[begin THE RECORDS]
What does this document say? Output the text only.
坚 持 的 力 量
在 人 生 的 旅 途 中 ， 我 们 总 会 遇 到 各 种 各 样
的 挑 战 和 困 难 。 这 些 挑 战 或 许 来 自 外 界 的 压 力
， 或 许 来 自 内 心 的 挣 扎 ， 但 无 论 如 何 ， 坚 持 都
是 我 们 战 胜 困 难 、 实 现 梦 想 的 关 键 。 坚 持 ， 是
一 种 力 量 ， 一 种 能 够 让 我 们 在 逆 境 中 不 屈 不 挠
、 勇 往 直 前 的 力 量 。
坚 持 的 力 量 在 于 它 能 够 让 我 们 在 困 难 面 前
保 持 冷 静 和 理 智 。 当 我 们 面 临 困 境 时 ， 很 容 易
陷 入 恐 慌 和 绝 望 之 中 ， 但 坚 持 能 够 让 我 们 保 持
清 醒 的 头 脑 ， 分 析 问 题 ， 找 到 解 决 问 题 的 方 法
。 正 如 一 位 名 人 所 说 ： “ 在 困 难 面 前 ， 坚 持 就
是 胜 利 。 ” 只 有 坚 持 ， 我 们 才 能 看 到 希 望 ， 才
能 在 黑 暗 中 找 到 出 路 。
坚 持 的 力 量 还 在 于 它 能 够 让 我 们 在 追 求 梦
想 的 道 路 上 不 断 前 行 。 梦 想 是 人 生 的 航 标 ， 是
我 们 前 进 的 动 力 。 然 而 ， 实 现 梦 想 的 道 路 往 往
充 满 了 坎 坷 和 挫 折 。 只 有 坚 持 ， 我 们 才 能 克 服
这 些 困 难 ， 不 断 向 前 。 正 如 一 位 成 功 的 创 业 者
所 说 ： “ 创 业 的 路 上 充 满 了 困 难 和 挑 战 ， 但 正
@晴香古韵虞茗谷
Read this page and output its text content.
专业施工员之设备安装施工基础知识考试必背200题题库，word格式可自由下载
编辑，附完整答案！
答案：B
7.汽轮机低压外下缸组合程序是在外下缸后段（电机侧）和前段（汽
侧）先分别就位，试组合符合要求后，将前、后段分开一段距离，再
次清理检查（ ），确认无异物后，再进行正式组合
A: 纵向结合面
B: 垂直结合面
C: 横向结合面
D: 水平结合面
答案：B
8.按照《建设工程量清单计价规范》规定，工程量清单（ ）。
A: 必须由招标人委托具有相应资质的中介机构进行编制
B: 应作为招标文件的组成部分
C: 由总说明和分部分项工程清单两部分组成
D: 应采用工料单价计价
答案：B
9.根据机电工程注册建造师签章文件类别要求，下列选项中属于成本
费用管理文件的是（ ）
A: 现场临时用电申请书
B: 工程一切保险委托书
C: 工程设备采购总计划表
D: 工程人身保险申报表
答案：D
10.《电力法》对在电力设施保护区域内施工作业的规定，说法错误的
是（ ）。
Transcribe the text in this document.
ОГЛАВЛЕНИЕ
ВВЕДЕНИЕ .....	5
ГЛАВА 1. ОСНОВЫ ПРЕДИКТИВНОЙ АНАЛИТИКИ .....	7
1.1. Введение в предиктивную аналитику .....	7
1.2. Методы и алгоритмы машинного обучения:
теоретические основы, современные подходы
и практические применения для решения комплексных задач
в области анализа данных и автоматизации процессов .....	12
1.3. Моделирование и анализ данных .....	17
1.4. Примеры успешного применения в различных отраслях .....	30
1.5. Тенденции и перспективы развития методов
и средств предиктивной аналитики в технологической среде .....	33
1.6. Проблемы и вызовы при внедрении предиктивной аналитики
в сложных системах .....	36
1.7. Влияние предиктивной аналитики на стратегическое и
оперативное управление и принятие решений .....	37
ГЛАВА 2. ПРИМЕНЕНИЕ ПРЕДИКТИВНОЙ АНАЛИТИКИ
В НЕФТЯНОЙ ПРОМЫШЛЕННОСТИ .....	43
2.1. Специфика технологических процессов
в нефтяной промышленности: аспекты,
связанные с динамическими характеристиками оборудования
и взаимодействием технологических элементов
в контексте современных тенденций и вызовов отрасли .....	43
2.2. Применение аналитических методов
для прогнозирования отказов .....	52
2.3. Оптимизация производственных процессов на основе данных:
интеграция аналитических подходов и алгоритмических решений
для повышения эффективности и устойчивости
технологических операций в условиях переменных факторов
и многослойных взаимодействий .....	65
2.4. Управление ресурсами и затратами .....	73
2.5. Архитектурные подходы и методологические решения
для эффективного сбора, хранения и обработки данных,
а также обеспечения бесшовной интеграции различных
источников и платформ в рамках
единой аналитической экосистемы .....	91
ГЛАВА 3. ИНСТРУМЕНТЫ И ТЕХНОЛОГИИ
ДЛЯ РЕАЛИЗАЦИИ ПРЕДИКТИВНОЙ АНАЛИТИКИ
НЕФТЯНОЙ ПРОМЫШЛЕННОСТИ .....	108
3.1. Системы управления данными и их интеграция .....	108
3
[end THE RECORDS]
Reproduce each entry from the records above, character for character.

What does this document say? Output the text only.
坚 持 的 力 量
在 人 生 的 旅 途 中 ， 我 们 总 会 遇 到 各 种 各 样
的 挑 战 和 困 难 。 这 些 挑 战 或 许 来 自 外 界 的 压 力
， 或 许 来 自 内 心 的 挣 扎 ， 但 无 论 如 何 ， 坚 持 都
是 我 们 战 胜 困 难 、 实 现 梦 想 的 关 键 。 坚 持 ， 是
一 种 力 量 ， 一 种 能 够 让 我 们 在 逆 境 中 不 屈 不 挠
、 勇 往 直 前 的 力 量 。
坚 持 的 力 量 在 于 它 能 够 让 我 们 在 困 难 面 前
保 持 冷 静 和 理 智 。 当 我 们 面 临 困 境 时 ， 很 容 易
陷 入 恐 慌 和 绝 望 之 中 ， 但 坚 持 能 够 让 我 们 保 持
清 醒 的 头 脑 ， 分 析 问 题 ， 找 到 解 决 问 题 的 方 法
。 正 如 一 位 名 人 所 说 ： “ 在 困 难 面 前 ， 坚 持 就
是 胜 利 。 ” 只 有 坚 持 ， 我 们 才 能 看 到 希 望 ， 才
能 在 黑 暗 中 找 到 出 路 。
坚 持 的 力 量 还 在 于 它 能 够 让 我 们 在 追 求 梦
想 的 道 路 上 不 断 前 行 。 梦 想 是 人 生 的 航 标 ， 是
我 们 前 进 的 动 力 。 然 而 ， 实 现 梦 想 的 道 路 往 往
充 满 了 坎 坷 和 挫 折 。 只 有 坚 持 ， 我 们 才 能 克 服
这 些 困 难 ， 不 断 向 前 。 正 如 一 位 成 功 的 创 业 者
所 说 ： “ 创 业 的 路 上 充 满 了 困 难 和 挑 战 ， 但 正
@晴香古韵虞茗谷
Read this page and output its text content.
专业施工员之设备安装施工基础知识考试必背200题题库，word格式可自由下载
编辑，附完整答案！
答案：B
7.汽轮机低压外下缸组合程序是在外下缸后段（电机侧）和前段（汽
侧）先分别就位，试组合符合要求后，将前、后段分开一段距离，再
次清理检查（ ），确认无异物后，再进行正式组合
A: 纵向结合面
B: 垂直结合面
C: 横向结合面
D: 水平结合面
答案：B
8.按照《建设工程量清单计价规范》规定，工程量清单（ ）。
A: 必须由招标人委托具有相应资质的中介机构进行编制
B: 应作为招标文件的组成部分
C: 由总说明和分部分项工程清单两部分组成
D: 应采用工料单价计价
答案：B
9.根据机电工程注册建造师签章文件类别要求，下列选项中属于成本
费用管理文件的是（ ）
A: 现场临时用电申请书
B: 工程一切保险委托书
C: 工程设备采购总计划表
D: 工程人身保险申报表
答案：D
10.《电力法》对在电力设施保护区域内施工作业的规定，说法错误的
是（ ）。
Transcribe the text in this document.
ОГЛАВЛЕНИЕ
ВВЕДЕНИЕ .....	5
ГЛАВА 1. ОСНОВЫ ПРЕДИКТИВНОЙ АНАЛИТИКИ .....	7
1.1. Введение в предиктивную аналитику .....	7
1.2. Методы и алгоритмы машинного обучения:
теоретические основы, современные подходы
и практические применения для решения комплексных задач
в области анализа данных и автоматизации процессов .....	12
1.3. Моделирование и анализ данных .....	17
1.4. Примеры успешного применения в различных отраслях .....	30
1.5. Тенденции и перспективы развития методов
и средств предиктивной аналитики в технологической среде .....	33
1.6. Проблемы и вызовы при внедрении предиктивной аналитики
в сложных системах .....	36
1.7. Влияние предиктивной аналитики на стратегическое и
оперативное управление и принятие решений .....	37
ГЛАВА 2. ПРИМЕНЕНИЕ ПРЕДИКТИВНОЙ АНАЛИТИКИ
В НЕФТЯНОЙ ПРОМЫШЛЕННОСТИ .....	43
2.1. Специфика технологических процессов
в нефтяной промышленности: аспекты,
связанные с динамическими характеристиками оборудования
и взаимодействием технологических элементов
в контексте современных тенденций и вызовов отрасли .....	43
2.2. Применение аналитических методов
для прогнозирования отказов .....	52
2.3. Оптимизация производственных процессов на основе данных:
интеграция аналитических подходов и алгоритмических решений
для повышения эффективности и устойчивости
технологических операций в условиях переменных факторов
и многослойных взаимодействий .....	65
2.4. Управление ресурсами и затратами .....	73
2.5. Архитектурные подходы и методологические решения
для эффективного сбора, хранения и обработки данных,
а также обеспечения бесшовной интеграции различных
источников и платформ в рамках
единой аналитической экосистемы .....	91
ГЛАВА 3. ИНСТРУМЕНТЫ И ТЕХНОЛОГИИ
ДЛЯ РЕАЛИЗАЦИИ ПРЕДИКТИВНОЙ АНАЛИТИКИ
НЕФТЯНОЙ ПРОМЫШЛЕННОСТИ .....	108
3.1. Системы управления данными и их интеграция .....	108
3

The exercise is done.